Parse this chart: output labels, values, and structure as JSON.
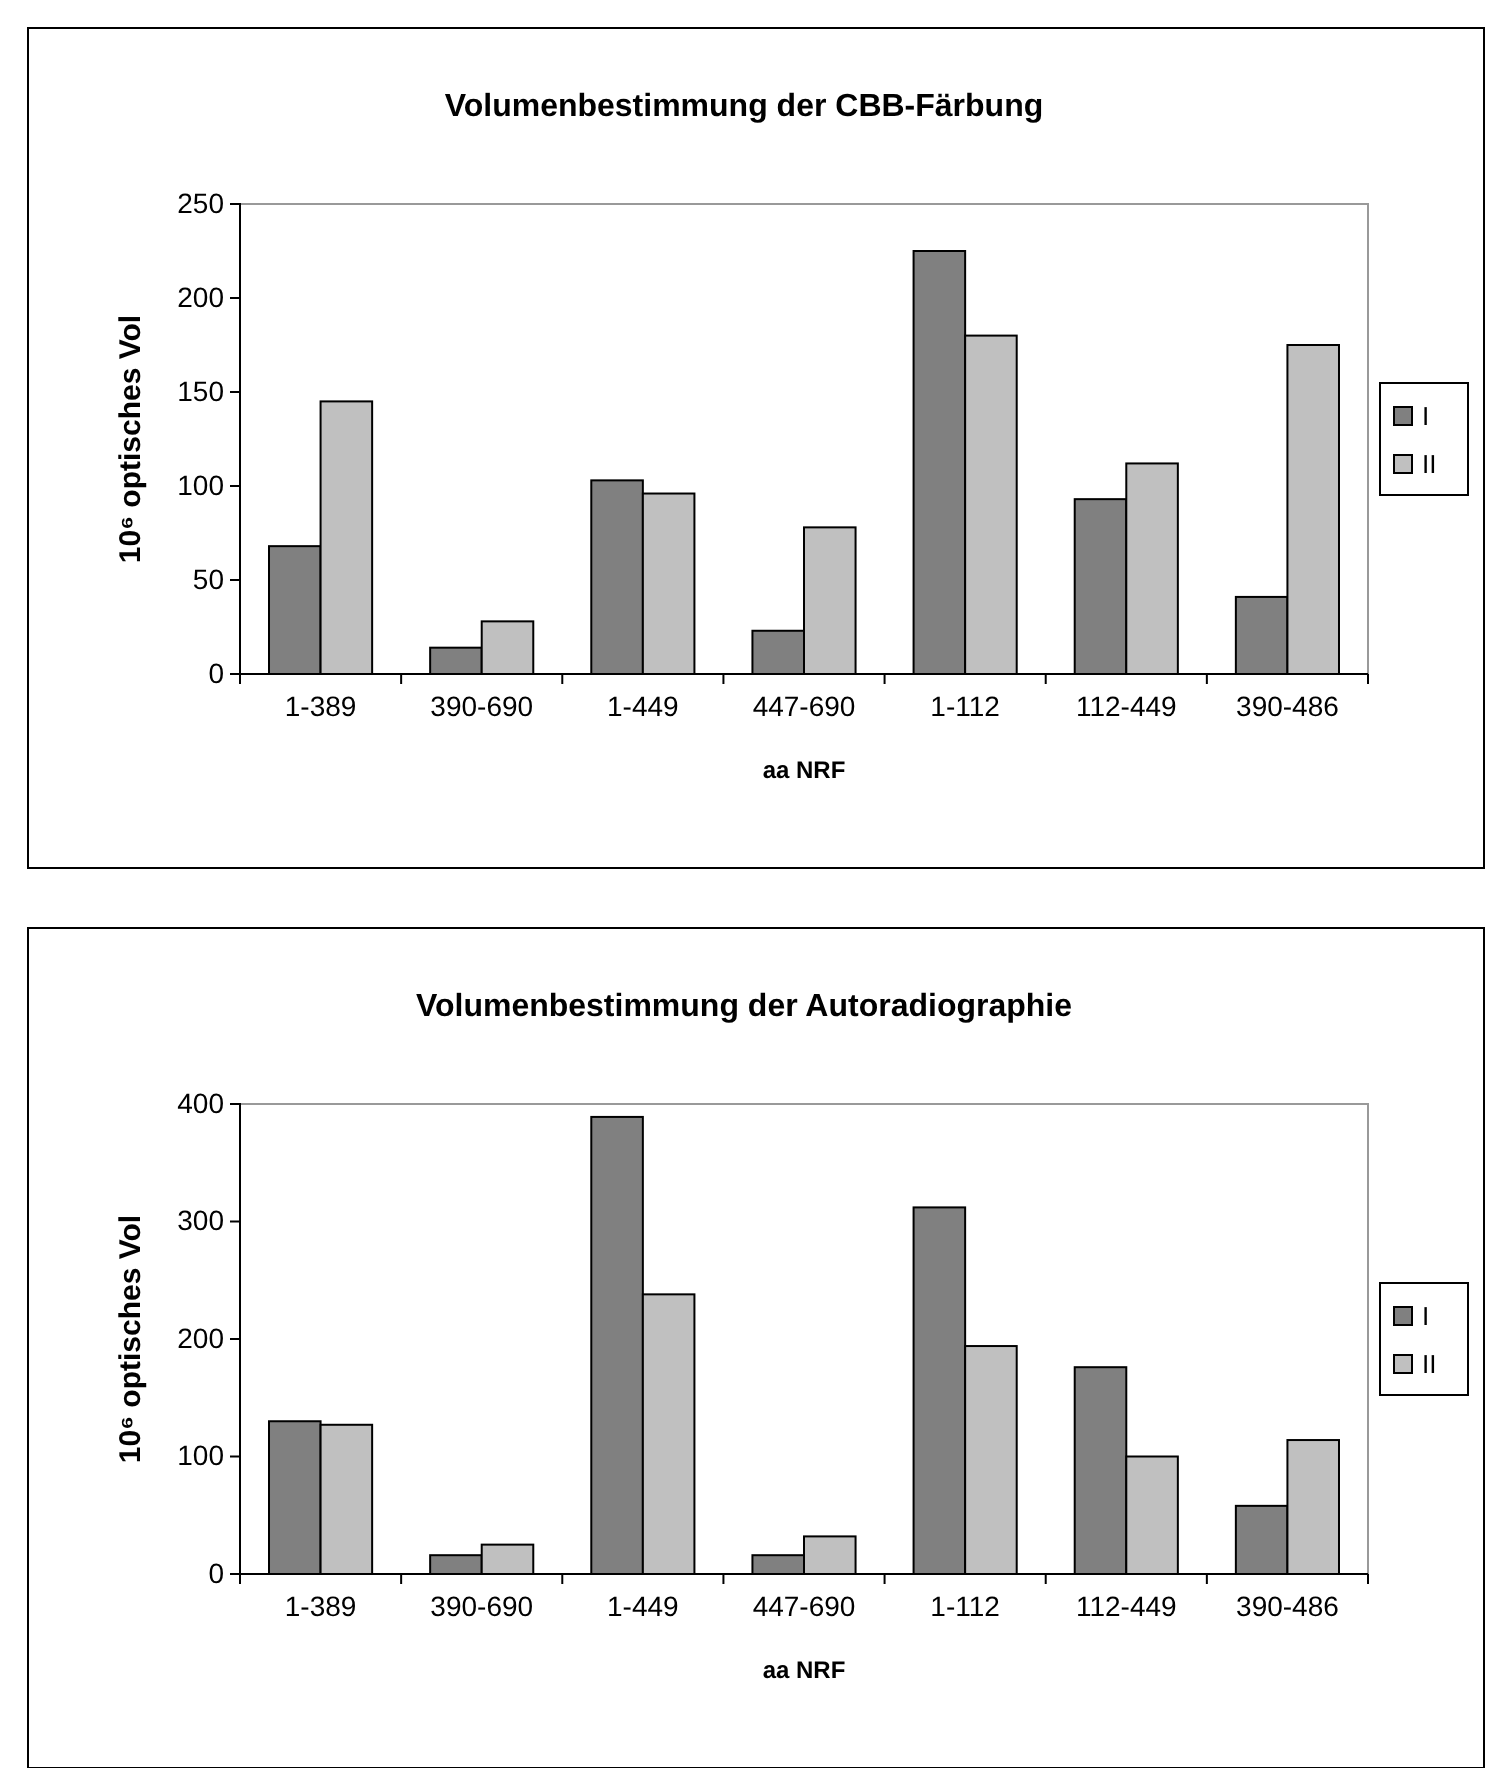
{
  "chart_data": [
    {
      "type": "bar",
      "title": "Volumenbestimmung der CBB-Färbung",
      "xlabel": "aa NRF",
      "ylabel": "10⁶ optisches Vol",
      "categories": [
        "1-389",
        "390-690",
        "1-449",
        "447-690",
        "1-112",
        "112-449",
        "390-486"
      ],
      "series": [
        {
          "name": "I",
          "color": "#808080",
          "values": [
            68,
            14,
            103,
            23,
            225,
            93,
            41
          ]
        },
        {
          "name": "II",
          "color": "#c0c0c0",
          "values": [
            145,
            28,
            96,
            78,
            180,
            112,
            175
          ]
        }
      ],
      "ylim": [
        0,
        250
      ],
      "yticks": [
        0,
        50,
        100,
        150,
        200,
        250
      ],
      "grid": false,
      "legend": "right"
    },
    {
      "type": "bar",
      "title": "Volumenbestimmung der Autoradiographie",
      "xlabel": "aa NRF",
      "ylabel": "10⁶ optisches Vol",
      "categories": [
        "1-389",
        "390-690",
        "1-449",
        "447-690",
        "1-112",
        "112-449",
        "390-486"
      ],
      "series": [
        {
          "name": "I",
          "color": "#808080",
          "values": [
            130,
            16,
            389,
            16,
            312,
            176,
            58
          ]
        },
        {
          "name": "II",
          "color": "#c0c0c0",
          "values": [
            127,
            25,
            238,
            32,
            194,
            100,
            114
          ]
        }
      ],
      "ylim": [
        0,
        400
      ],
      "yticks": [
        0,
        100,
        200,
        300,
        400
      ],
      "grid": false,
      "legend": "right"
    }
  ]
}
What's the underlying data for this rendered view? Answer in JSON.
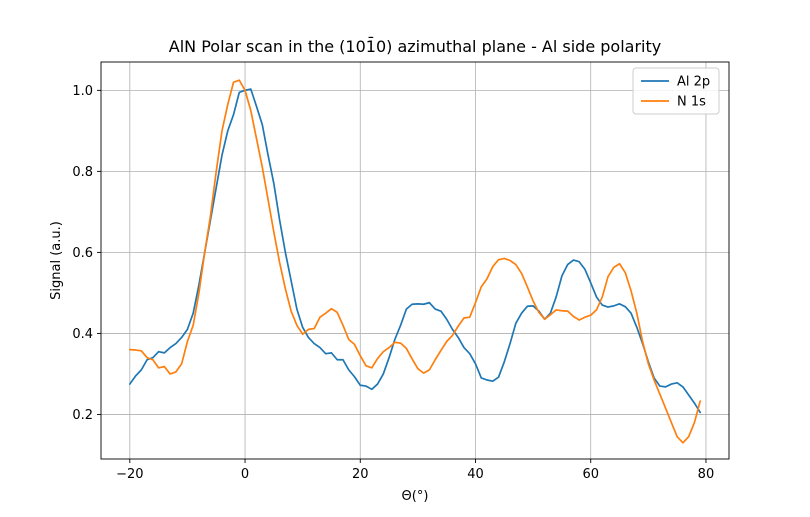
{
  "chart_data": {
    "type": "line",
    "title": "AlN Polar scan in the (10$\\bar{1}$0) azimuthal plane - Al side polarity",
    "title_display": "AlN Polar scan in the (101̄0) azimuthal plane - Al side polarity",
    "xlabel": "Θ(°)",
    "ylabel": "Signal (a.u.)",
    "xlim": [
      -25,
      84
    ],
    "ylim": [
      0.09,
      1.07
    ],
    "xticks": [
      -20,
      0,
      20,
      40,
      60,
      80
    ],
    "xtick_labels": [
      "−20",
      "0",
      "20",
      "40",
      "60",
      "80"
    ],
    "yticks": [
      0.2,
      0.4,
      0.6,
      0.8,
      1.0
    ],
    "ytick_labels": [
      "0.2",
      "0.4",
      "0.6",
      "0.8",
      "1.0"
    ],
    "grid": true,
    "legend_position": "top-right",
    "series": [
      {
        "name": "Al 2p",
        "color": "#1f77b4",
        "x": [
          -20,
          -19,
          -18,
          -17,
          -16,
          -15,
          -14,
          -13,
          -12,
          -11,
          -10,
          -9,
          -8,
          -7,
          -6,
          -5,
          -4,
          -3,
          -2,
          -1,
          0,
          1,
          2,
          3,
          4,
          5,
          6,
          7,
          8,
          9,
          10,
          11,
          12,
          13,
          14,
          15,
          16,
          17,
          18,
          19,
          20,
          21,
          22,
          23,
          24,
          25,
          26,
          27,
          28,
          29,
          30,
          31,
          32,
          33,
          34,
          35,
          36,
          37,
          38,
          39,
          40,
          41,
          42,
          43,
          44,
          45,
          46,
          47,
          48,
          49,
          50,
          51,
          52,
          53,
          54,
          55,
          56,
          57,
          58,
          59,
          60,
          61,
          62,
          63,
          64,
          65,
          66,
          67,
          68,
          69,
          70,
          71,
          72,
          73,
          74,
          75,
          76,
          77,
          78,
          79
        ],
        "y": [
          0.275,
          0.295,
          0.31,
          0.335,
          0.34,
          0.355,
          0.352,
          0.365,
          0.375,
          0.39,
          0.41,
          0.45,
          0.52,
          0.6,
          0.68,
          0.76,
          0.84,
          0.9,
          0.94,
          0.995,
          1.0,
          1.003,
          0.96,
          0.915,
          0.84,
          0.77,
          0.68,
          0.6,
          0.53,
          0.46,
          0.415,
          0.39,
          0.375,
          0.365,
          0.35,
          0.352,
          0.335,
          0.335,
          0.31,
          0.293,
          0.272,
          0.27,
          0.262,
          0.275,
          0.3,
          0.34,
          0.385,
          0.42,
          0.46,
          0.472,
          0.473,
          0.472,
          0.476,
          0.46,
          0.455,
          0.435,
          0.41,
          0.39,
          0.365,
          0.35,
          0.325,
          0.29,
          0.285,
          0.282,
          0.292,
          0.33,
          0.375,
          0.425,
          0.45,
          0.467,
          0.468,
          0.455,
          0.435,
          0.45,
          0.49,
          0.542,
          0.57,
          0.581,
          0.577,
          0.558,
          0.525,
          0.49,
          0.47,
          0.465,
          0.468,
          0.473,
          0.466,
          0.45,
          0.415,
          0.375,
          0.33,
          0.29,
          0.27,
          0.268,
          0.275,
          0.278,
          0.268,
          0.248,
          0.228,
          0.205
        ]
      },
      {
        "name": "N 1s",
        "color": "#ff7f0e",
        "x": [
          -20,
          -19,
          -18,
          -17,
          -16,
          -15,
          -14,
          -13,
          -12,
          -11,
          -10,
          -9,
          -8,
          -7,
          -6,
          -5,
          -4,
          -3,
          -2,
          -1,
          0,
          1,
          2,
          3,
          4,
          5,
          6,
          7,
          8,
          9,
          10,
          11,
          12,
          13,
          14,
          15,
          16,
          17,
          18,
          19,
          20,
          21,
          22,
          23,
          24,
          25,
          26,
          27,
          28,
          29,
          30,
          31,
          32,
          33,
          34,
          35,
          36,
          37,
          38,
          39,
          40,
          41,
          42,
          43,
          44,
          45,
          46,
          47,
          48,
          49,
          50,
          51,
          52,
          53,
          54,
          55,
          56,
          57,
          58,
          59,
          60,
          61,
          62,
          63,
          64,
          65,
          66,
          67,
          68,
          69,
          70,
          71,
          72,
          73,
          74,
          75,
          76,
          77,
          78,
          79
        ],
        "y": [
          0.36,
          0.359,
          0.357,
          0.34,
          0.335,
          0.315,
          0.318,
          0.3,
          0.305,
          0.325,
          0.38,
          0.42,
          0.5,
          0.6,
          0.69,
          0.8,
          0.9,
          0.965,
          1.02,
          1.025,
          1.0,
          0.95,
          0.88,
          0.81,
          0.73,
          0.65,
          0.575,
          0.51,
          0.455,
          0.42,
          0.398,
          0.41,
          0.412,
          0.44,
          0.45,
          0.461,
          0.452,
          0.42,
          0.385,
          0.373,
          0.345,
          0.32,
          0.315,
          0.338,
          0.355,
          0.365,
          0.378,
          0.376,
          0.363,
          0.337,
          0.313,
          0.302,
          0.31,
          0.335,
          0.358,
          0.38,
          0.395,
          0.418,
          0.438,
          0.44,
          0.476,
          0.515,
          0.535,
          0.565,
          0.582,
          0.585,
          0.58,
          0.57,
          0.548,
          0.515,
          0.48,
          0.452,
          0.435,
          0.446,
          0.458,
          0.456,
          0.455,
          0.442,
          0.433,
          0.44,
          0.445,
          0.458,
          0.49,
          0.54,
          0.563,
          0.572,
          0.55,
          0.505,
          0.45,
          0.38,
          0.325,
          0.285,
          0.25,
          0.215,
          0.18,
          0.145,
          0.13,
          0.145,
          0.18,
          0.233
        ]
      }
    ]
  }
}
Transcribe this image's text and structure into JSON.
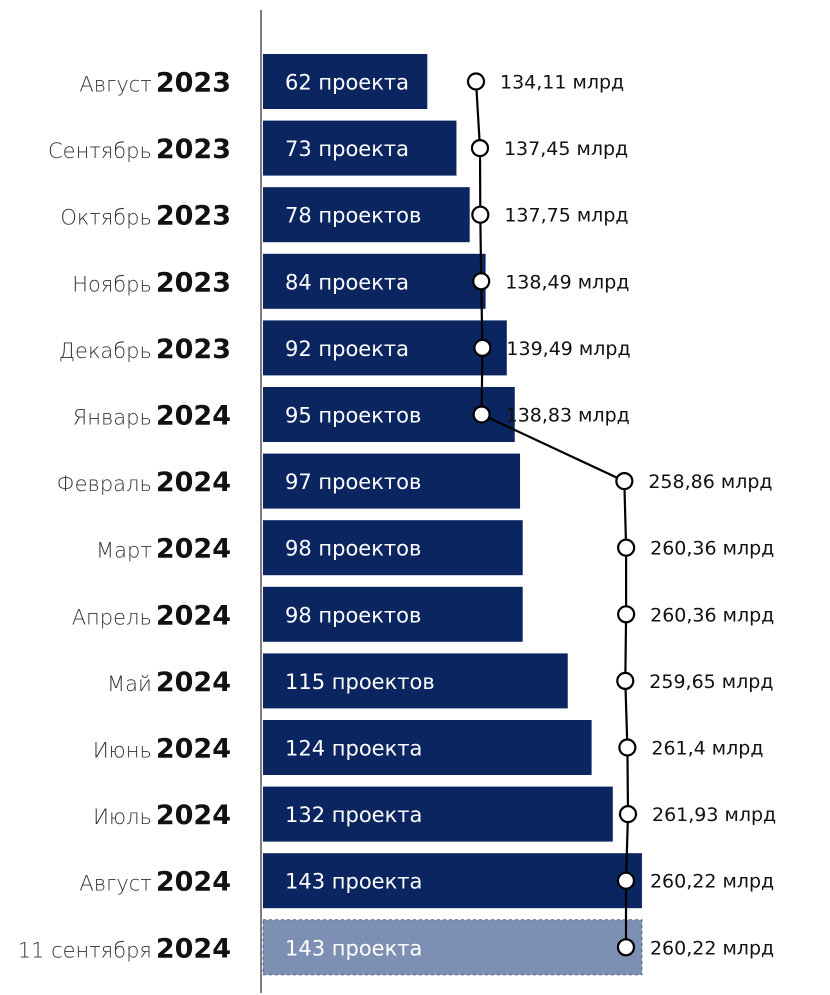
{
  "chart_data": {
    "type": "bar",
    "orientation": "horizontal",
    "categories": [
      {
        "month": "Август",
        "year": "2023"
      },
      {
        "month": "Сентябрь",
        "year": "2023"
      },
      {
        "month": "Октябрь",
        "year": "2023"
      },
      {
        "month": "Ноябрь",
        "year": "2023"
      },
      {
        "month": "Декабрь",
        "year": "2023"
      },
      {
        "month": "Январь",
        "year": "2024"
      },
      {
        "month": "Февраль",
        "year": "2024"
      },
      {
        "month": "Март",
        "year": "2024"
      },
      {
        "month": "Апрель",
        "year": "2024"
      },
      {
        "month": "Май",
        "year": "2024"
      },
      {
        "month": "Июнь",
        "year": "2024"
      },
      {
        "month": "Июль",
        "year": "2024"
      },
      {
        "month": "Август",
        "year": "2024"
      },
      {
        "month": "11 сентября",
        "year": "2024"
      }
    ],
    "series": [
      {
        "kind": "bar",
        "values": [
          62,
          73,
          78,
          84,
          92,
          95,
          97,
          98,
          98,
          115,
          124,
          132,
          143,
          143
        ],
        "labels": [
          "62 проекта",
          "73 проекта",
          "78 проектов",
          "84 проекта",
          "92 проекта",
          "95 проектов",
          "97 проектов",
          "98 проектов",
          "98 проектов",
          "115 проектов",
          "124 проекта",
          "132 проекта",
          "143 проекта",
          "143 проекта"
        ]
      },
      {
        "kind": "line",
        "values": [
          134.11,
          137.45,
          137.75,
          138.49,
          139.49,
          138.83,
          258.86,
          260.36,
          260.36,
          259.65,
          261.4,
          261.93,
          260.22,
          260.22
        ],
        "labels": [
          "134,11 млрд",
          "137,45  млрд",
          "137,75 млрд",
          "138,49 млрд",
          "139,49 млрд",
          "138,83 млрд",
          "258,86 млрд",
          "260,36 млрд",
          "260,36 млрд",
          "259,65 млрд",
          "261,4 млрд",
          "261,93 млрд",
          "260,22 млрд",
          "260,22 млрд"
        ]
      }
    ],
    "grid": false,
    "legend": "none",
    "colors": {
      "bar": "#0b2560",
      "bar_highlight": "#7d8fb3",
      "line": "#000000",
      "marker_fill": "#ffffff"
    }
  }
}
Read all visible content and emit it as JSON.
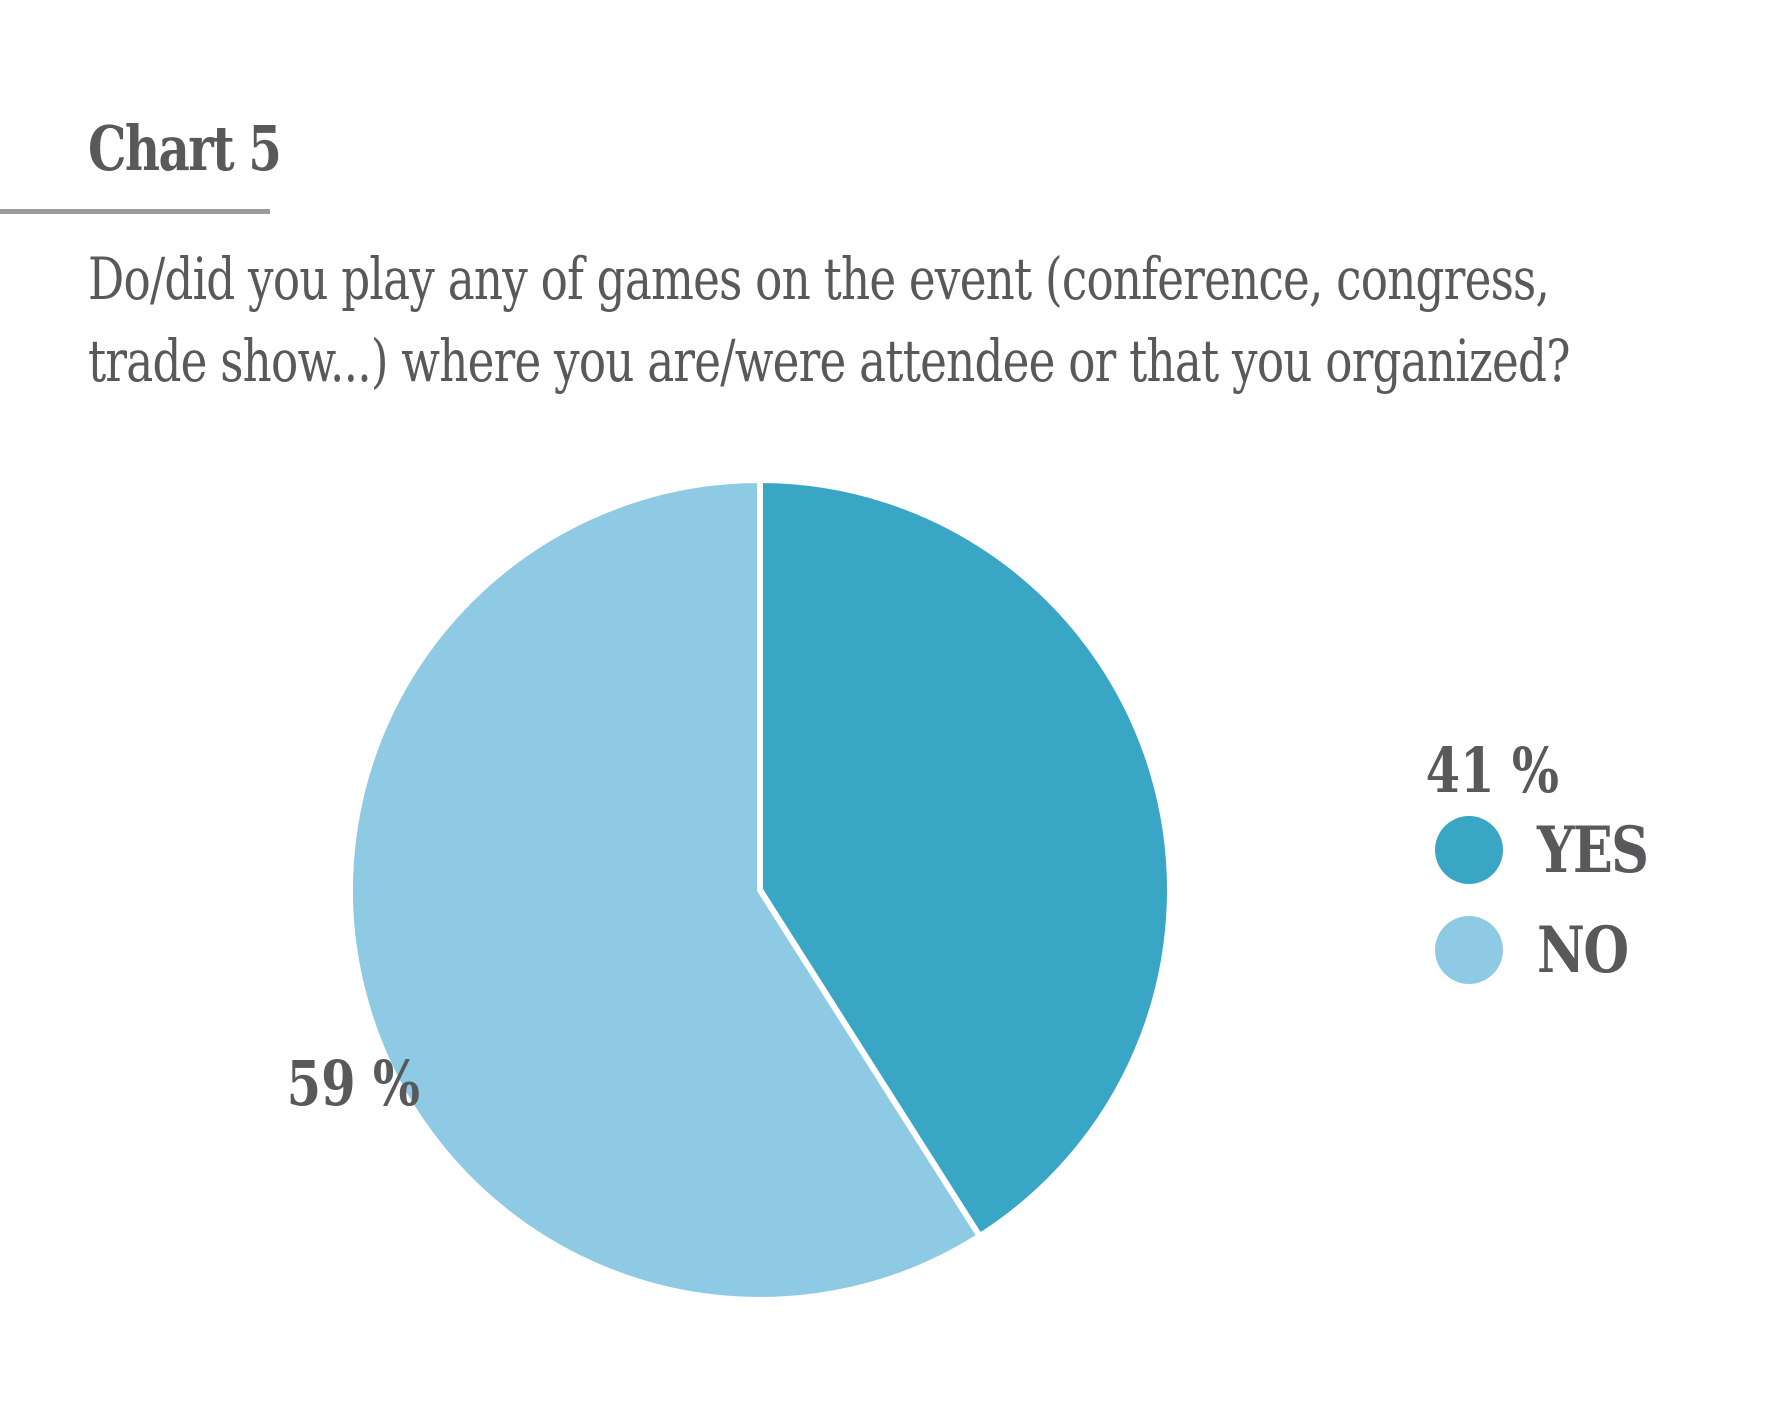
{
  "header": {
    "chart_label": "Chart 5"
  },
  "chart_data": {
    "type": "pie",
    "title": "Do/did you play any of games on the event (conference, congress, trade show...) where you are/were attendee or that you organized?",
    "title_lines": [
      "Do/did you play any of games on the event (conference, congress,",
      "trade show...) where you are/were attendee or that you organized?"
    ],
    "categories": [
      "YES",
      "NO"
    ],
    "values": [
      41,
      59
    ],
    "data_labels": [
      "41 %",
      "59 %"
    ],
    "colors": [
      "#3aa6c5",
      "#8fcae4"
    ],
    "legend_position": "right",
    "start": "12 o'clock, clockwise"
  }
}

^^^^^^^^

Pictures are left out; print exactly the lines from the one holding "Read all visible content and emit it as JSON." through the last line of the listing above, both included.

* [TASK ANSWER]:
Read all visible content and emit it as JSON.
{
  "header": {
    "chart_label": "Chart 5"
  },
  "chart_data": {
    "type": "pie",
    "title": "Do/did you play any of games on the event (conference, congress, trade show...) where you are/were attendee or that you organized?",
    "title_lines": [
      "Do/did you play any of games on the event (conference, congress,",
      "trade show...) where you are/were attendee or that you organized?"
    ],
    "categories": [
      "YES",
      "NO"
    ],
    "values": [
      41,
      59
    ],
    "data_labels": [
      "41 %",
      "59 %"
    ],
    "colors": [
      "#3aa6c5",
      "#8fcae4"
    ],
    "legend_position": "right",
    "start": "12 o'clock, clockwise"
  }
}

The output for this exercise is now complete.